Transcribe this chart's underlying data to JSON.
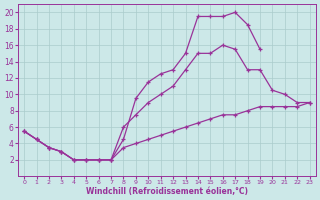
{
  "xlabel": "Windchill (Refroidissement éolien,°C)",
  "background_color": "#cce8e8",
  "grid_color": "#aacccc",
  "line_color": "#993399",
  "xlim": [
    -0.5,
    23.5
  ],
  "ylim": [
    0,
    21
  ],
  "xticks": [
    0,
    1,
    2,
    3,
    4,
    5,
    6,
    7,
    8,
    9,
    10,
    11,
    12,
    13,
    14,
    15,
    16,
    17,
    18,
    19,
    20,
    21,
    22,
    23
  ],
  "yticks": [
    2,
    4,
    6,
    8,
    10,
    12,
    14,
    16,
    18,
    20
  ],
  "line1_x": [
    0,
    1,
    2,
    3,
    4,
    5,
    6,
    7,
    8,
    9,
    10,
    11,
    12,
    13,
    14,
    15,
    16,
    17,
    18,
    19
  ],
  "line1_y": [
    5.5,
    4.5,
    3.5,
    3.0,
    2.0,
    2.0,
    2.0,
    2.0,
    4.5,
    9.5,
    11.5,
    12.5,
    13.0,
    15.0,
    19.5,
    19.5,
    19.5,
    20.0,
    18.5,
    15.5
  ],
  "line2_x": [
    0,
    1,
    2,
    3,
    4,
    5,
    6,
    7,
    8,
    9,
    10,
    11,
    12,
    13,
    14,
    15,
    16,
    17,
    18,
    19,
    20,
    21,
    22,
    23
  ],
  "line2_y": [
    5.5,
    4.5,
    3.5,
    3.0,
    2.0,
    2.0,
    2.0,
    2.0,
    6.0,
    7.5,
    9.0,
    10.0,
    11.0,
    13.0,
    15.0,
    15.0,
    16.0,
    15.5,
    13.0,
    13.0,
    10.5,
    10.0,
    9.0,
    9.0
  ],
  "line3_x": [
    0,
    1,
    2,
    3,
    4,
    5,
    6,
    7,
    8,
    9,
    10,
    11,
    12,
    13,
    14,
    15,
    16,
    17,
    18,
    19,
    20,
    21,
    22,
    23
  ],
  "line3_y": [
    5.5,
    4.5,
    3.5,
    3.0,
    2.0,
    2.0,
    2.0,
    2.0,
    3.5,
    4.0,
    4.5,
    5.0,
    5.5,
    6.0,
    6.5,
    7.0,
    7.5,
    7.5,
    8.0,
    8.5,
    8.5,
    8.5,
    8.5,
    9.0
  ],
  "marker": "+",
  "markersize": 3.5,
  "linewidth": 0.9
}
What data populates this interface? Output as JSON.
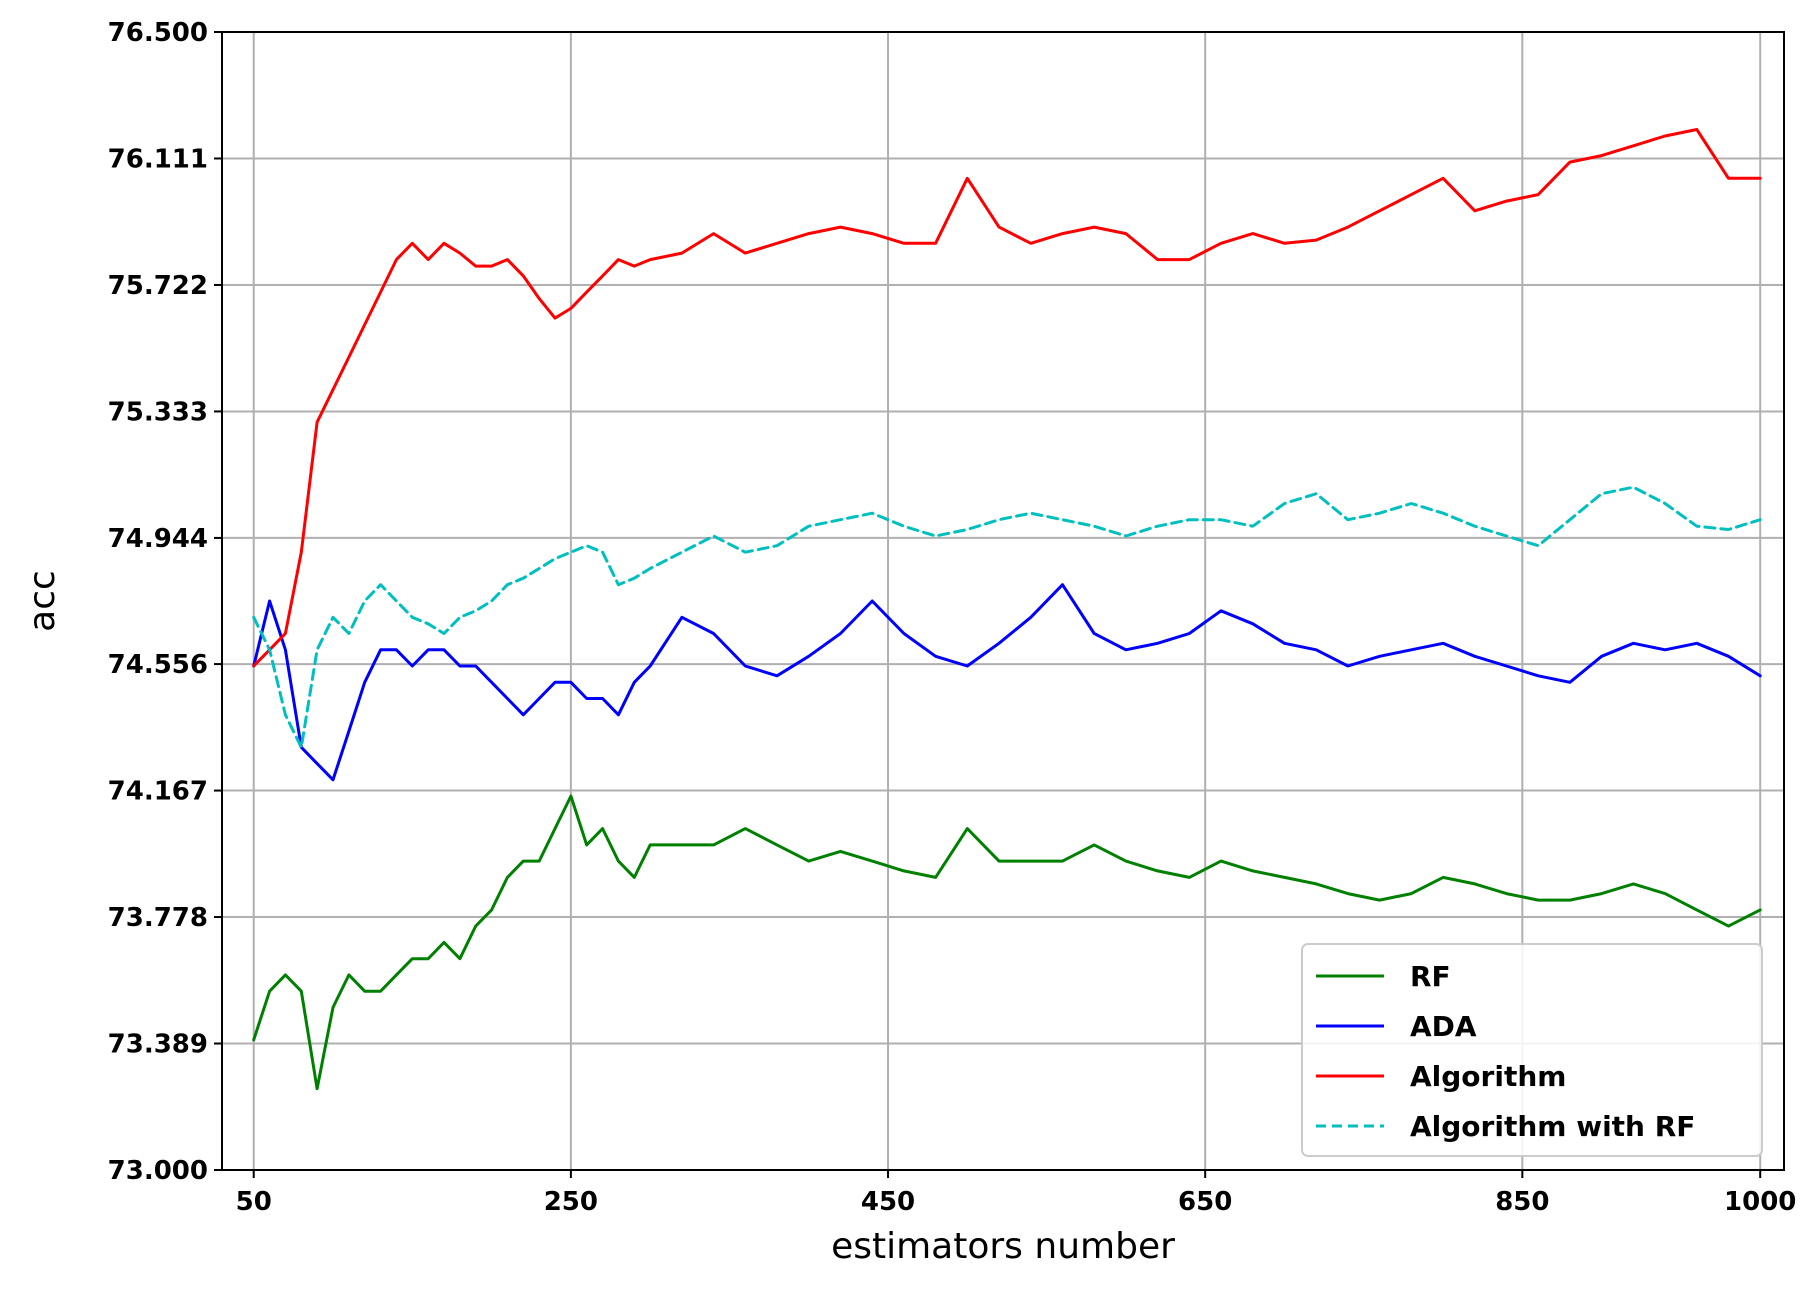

+++

Task requirements
Copy each line holding the word "data" from the listing above.

Output
Transcribe this chart's underlying data to JSON.
What data populates this interface? Output as JSON.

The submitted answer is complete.